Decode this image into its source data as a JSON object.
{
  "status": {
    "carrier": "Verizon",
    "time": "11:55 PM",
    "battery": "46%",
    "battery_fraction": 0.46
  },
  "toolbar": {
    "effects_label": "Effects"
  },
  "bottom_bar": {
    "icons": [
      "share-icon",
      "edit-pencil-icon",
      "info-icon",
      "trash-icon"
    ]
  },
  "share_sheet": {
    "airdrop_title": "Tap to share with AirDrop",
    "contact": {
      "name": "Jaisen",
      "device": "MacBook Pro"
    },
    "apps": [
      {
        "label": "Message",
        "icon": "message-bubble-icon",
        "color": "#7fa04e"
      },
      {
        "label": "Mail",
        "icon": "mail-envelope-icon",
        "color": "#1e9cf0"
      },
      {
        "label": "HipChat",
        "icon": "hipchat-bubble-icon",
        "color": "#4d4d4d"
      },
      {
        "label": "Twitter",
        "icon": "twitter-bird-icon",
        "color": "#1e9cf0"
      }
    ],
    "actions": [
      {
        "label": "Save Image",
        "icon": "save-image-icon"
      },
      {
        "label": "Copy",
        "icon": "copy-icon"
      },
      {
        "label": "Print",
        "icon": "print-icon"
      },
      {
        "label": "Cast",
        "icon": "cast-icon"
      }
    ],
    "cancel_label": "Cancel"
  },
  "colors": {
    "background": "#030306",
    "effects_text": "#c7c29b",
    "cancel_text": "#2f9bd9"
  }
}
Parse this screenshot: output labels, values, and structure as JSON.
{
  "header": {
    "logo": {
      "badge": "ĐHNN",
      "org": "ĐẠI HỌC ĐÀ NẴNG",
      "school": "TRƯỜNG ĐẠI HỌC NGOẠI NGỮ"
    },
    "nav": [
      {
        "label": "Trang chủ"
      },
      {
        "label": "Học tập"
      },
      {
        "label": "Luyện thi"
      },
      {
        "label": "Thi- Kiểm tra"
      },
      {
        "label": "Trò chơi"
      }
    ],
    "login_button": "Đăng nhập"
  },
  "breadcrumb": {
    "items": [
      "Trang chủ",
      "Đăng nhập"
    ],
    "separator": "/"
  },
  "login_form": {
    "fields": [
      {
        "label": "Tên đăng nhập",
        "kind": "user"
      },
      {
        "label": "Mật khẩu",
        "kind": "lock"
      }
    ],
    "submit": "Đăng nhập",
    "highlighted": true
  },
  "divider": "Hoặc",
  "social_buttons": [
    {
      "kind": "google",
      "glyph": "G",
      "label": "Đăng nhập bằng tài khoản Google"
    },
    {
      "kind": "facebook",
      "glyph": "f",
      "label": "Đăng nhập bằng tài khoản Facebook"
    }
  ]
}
===============
■ **TASK STATEMENT**:
Make an exact copy of every line in the data.

■ **REPLY TO THE EXERCISE**:
Decode this image into its source data as a JSON object.
{
  "status": {
    "carrier": "Verizon",
    "time": "11:55 PM",
    "battery": "46%",
    "battery_fraction": 0.46
  },
  "toolbar": {
    "effects_label": "Effects"
  },
  "bottom_bar": {
    "icons": [
      "share-icon",
      "edit-pencil-icon",
      "info-icon",
      "trash-icon"
    ]
  },
  "share_sheet": {
    "airdrop_title": "Tap to share with AirDrop",
    "contact": {
      "name": "Jaisen",
      "device": "MacBook Pro"
    },
    "apps": [
      {
        "label": "Message",
        "icon": "message-bubble-icon",
        "color": "#7fa04e"
      },
      {
        "label": "Mail",
        "icon": "mail-envelope-icon",
        "color": "#1e9cf0"
      },
      {
        "label": "HipChat",
        "icon": "hipchat-bubble-icon",
        "color": "#4d4d4d"
      },
      {
        "label": "Twitter",
        "icon": "twitter-bird-icon",
        "color": "#1e9cf0"
      }
    ],
    "actions": [
      {
        "label": "Save Image",
        "icon": "save-image-icon"
      },
      {
        "label": "Copy",
        "icon": "copy-icon"
      },
      {
        "label": "Print",
        "icon": "print-icon"
      },
      {
        "label": "Cast",
        "icon": "cast-icon"
      }
    ],
    "cancel_label": "Cancel"
  },
  "colors": {
    "background": "#030306",
    "effects_text": "#c7c29b",
    "cancel_text": "#2f9bd9"
  }
}
Parse this screenshot: output labels, values, and structure as JSON.
{
  "header": {
    "logo": {
      "badge": "ĐHNN",
      "org": "ĐẠI HỌC ĐÀ NẴNG",
      "school": "TRƯỜNG ĐẠI HỌC NGOẠI NGỮ"
    },
    "nav": [
      {
        "label": "Trang chủ"
      },
      {
        "label": "Học tập"
      },
      {
        "label": "Luyện thi"
      },
      {
        "label": "Thi- Kiểm tra"
      },
      {
        "label": "Trò chơi"
      }
    ],
    "login_button": "Đăng nhập"
  },
  "breadcrumb": {
    "items": [
      "Trang chủ",
      "Đăng nhập"
    ],
    "separator": "/"
  },
  "login_form": {
    "fields": [
      {
        "label": "Tên đăng nhập",
        "kind": "user"
      },
      {
        "label": "Mật khẩu",
        "kind": "lock"
      }
    ],
    "submit": "Đăng nhập",
    "highlighted": true
  },
  "divider": "Hoặc",
  "social_buttons": [
    {
      "kind": "google",
      "glyph": "G",
      "label": "Đăng nhập bằng tài khoản Google"
    },
    {
      "kind": "facebook",
      "glyph": "f",
      "label": "Đăng nhập bằng tài khoản Facebook"
    }
  ]
}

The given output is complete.